Exercise directions » Leave out the pictures and reproduce all of the data exactly.

--- Given records ---

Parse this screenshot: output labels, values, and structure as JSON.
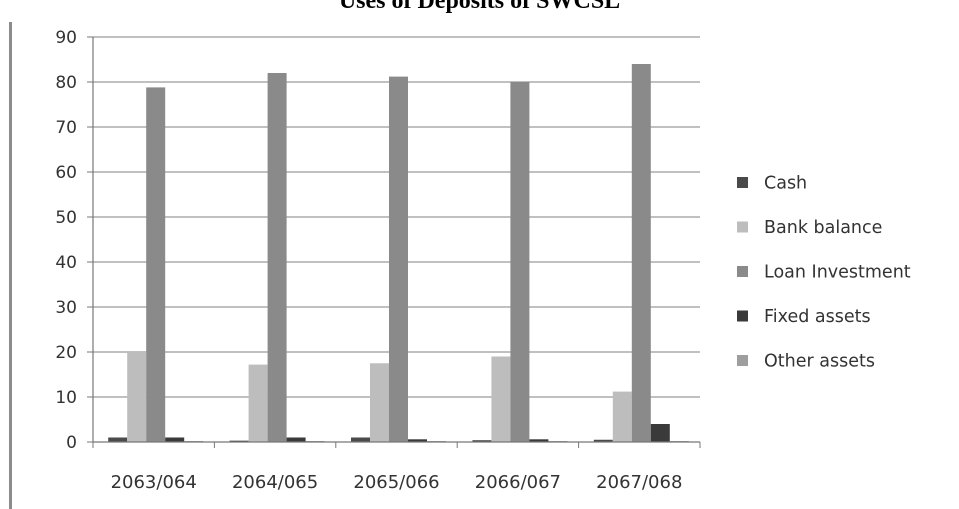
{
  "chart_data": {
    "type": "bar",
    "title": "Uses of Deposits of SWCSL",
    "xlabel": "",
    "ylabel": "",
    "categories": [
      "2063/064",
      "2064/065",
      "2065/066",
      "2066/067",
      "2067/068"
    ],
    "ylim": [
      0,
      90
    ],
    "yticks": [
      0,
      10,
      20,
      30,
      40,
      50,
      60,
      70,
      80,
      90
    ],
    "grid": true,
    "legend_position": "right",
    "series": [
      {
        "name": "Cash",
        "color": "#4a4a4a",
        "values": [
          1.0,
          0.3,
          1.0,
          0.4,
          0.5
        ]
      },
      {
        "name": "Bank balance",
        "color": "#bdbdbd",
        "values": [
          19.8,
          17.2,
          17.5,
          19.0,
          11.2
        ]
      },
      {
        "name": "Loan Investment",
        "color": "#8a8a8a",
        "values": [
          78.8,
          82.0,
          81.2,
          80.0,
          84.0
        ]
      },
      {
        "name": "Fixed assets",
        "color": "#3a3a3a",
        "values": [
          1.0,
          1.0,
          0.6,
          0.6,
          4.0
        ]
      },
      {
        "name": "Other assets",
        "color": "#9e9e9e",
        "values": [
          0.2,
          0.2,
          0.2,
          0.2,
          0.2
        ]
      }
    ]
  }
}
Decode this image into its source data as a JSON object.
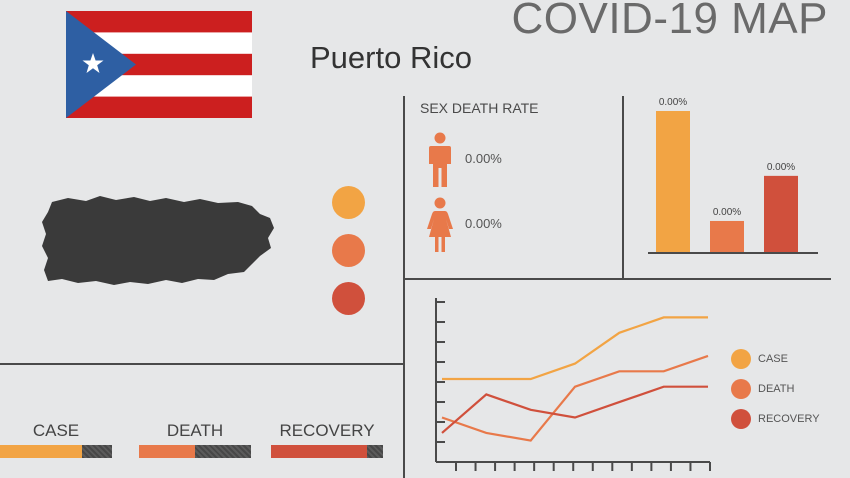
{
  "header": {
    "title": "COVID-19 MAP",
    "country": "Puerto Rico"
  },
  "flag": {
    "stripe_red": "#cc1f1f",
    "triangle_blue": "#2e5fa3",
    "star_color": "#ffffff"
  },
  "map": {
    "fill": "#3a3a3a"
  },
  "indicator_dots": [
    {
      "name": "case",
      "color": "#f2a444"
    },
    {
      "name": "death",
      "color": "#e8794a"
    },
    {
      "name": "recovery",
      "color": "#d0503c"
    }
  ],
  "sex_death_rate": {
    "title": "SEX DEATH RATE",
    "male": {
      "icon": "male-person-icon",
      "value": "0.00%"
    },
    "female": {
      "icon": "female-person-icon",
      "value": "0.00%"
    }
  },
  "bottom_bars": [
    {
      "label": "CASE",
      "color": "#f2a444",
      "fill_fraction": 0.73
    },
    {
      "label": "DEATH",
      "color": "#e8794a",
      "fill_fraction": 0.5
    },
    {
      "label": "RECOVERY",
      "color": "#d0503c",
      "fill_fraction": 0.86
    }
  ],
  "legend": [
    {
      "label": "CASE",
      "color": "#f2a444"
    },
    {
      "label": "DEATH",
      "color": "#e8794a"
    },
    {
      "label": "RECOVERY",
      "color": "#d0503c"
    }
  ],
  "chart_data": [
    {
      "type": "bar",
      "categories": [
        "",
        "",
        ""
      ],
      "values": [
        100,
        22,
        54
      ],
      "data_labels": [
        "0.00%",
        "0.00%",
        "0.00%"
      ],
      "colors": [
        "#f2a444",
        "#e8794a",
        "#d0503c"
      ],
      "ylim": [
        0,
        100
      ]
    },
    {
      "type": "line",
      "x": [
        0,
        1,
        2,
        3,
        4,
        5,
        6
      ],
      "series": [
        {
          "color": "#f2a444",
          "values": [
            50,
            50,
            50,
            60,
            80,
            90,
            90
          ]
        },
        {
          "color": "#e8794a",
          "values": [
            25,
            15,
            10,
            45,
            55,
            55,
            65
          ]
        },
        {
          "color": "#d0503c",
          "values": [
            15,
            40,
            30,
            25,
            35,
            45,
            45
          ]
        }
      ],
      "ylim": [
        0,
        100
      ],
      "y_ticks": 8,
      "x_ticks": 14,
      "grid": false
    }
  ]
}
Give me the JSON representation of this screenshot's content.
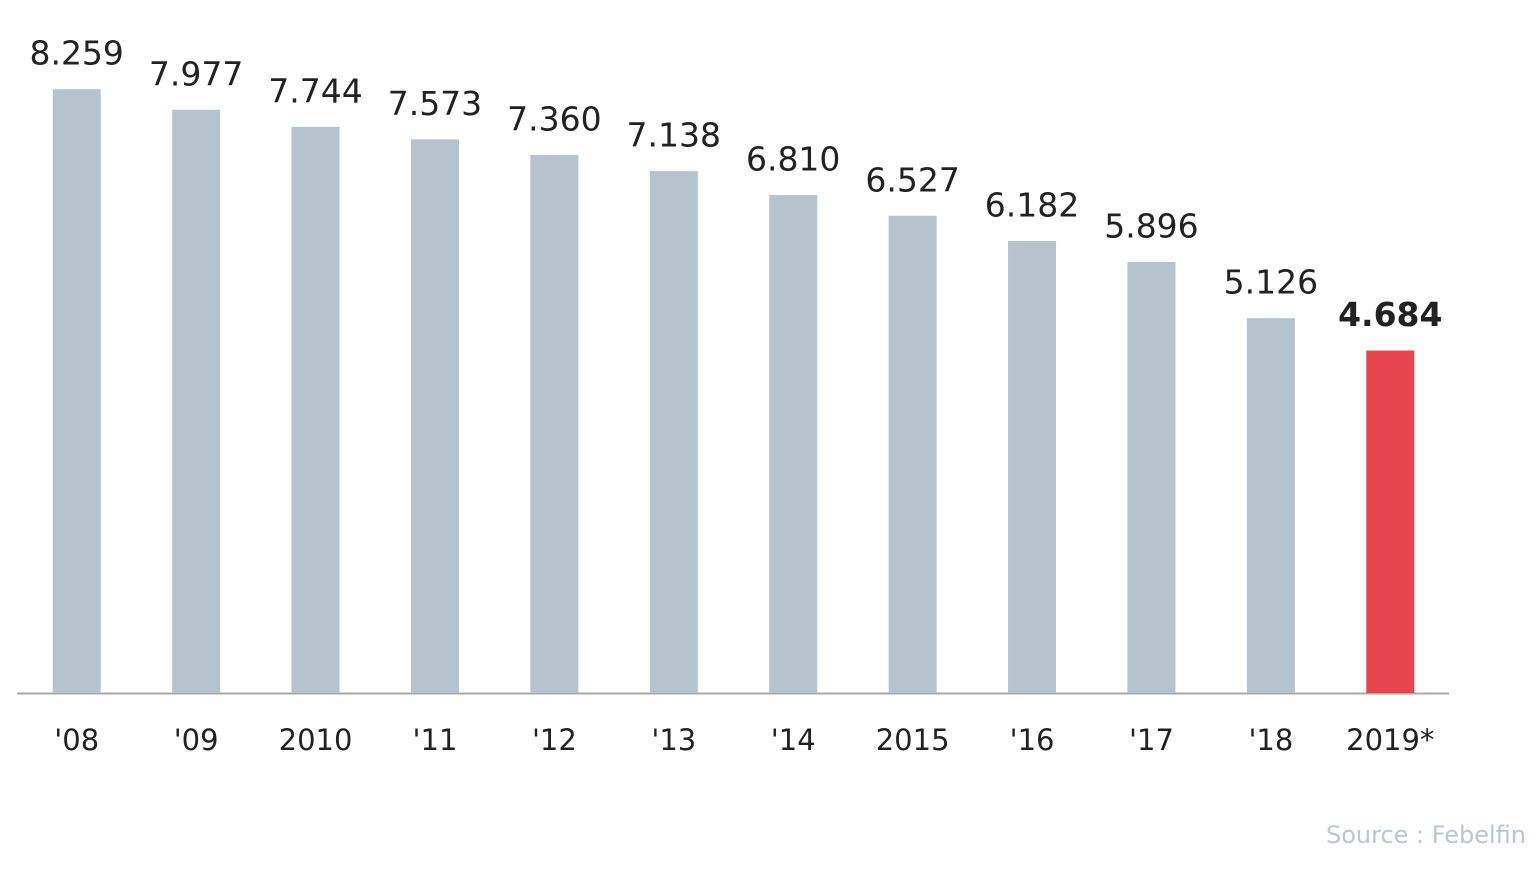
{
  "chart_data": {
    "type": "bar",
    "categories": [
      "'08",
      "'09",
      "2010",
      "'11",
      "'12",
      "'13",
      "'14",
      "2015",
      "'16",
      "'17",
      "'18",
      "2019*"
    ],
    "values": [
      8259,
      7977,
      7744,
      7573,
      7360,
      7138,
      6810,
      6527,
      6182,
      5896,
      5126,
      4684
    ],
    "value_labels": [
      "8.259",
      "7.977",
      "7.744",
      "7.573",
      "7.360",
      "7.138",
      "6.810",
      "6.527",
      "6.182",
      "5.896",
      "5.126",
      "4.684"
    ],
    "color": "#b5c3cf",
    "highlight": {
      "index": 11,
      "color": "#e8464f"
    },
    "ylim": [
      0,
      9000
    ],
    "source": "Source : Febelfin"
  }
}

---

Result of this exercise »
Parse this screenshot: output labels, values, and structure as JSON.
{
  "chart_data": {
    "type": "bar",
    "title": "Uses of Deposits of SWCSL",
    "xlabel": "",
    "ylabel": "",
    "categories": [
      "2063/064",
      "2064/065",
      "2065/066",
      "2066/067",
      "2067/068"
    ],
    "ylim": [
      0,
      90
    ],
    "yticks": [
      0,
      10,
      20,
      30,
      40,
      50,
      60,
      70,
      80,
      90
    ],
    "grid": true,
    "legend_position": "right",
    "series": [
      {
        "name": "Cash",
        "color": "#4a4a4a",
        "values": [
          1.0,
          0.3,
          1.0,
          0.4,
          0.5
        ]
      },
      {
        "name": "Bank balance",
        "color": "#bdbdbd",
        "values": [
          19.8,
          17.2,
          17.5,
          19.0,
          11.2
        ]
      },
      {
        "name": "Loan Investment",
        "color": "#8a8a8a",
        "values": [
          78.8,
          82.0,
          81.2,
          80.0,
          84.0
        ]
      },
      {
        "name": "Fixed assets",
        "color": "#3a3a3a",
        "values": [
          1.0,
          1.0,
          0.6,
          0.6,
          4.0
        ]
      },
      {
        "name": "Other assets",
        "color": "#9e9e9e",
        "values": [
          0.2,
          0.2,
          0.2,
          0.2,
          0.2
        ]
      }
    ]
  }
}
Decode this image into its source data as a JSON object.
{
  "header": {
    "title": "COVID-19 MAP",
    "country": "Puerto Rico"
  },
  "flag": {
    "stripe_red": "#cc1f1f",
    "triangle_blue": "#2e5fa3",
    "star_color": "#ffffff"
  },
  "map": {
    "fill": "#3a3a3a"
  },
  "indicator_dots": [
    {
      "name": "case",
      "color": "#f2a444"
    },
    {
      "name": "death",
      "color": "#e8794a"
    },
    {
      "name": "recovery",
      "color": "#d0503c"
    }
  ],
  "sex_death_rate": {
    "title": "SEX DEATH RATE",
    "male": {
      "icon": "male-person-icon",
      "value": "0.00%"
    },
    "female": {
      "icon": "female-person-icon",
      "value": "0.00%"
    }
  },
  "bottom_bars": [
    {
      "label": "CASE",
      "color": "#f2a444",
      "fill_fraction": 0.73
    },
    {
      "label": "DEATH",
      "color": "#e8794a",
      "fill_fraction": 0.5
    },
    {
      "label": "RECOVERY",
      "color": "#d0503c",
      "fill_fraction": 0.86
    }
  ],
  "legend": [
    {
      "label": "CASE",
      "color": "#f2a444"
    },
    {
      "label": "DEATH",
      "color": "#e8794a"
    },
    {
      "label": "RECOVERY",
      "color": "#d0503c"
    }
  ],
  "chart_data": [
    {
      "type": "bar",
      "categories": [
        "",
        "",
        ""
      ],
      "values": [
        100,
        22,
        54
      ],
      "data_labels": [
        "0.00%",
        "0.00%",
        "0.00%"
      ],
      "colors": [
        "#f2a444",
        "#e8794a",
        "#d0503c"
      ],
      "ylim": [
        0,
        100
      ]
    },
    {
      "type": "line",
      "x": [
        0,
        1,
        2,
        3,
        4,
        5,
        6
      ],
      "series": [
        {
          "color": "#f2a444",
          "values": [
            50,
            50,
            50,
            60,
            80,
            90,
            90
          ]
        },
        {
          "color": "#e8794a",
          "values": [
            25,
            15,
            10,
            45,
            55,
            55,
            65
          ]
        },
        {
          "color": "#d0503c",
          "values": [
            15,
            40,
            30,
            25,
            35,
            45,
            45
          ]
        }
      ],
      "ylim": [
        0,
        100
      ],
      "y_ticks": 8,
      "x_ticks": 14,
      "grid": false
    }
  ]
}
Give me the JSON representation of this screenshot's content.
{
  "chart_data": {
    "type": "bar",
    "categories": [
      "'08",
      "'09",
      "2010",
      "'11",
      "'12",
      "'13",
      "'14",
      "2015",
      "'16",
      "'17",
      "'18",
      "2019*"
    ],
    "values": [
      8259,
      7977,
      7744,
      7573,
      7360,
      7138,
      6810,
      6527,
      6182,
      5896,
      5126,
      4684
    ],
    "value_labels": [
      "8.259",
      "7.977",
      "7.744",
      "7.573",
      "7.360",
      "7.138",
      "6.810",
      "6.527",
      "6.182",
      "5.896",
      "5.126",
      "4.684"
    ],
    "color": "#b5c3cf",
    "highlight": {
      "index": 11,
      "color": "#e8464f"
    },
    "ylim": [
      0,
      9000
    ],
    "source": "Source : Febelfin"
  }
}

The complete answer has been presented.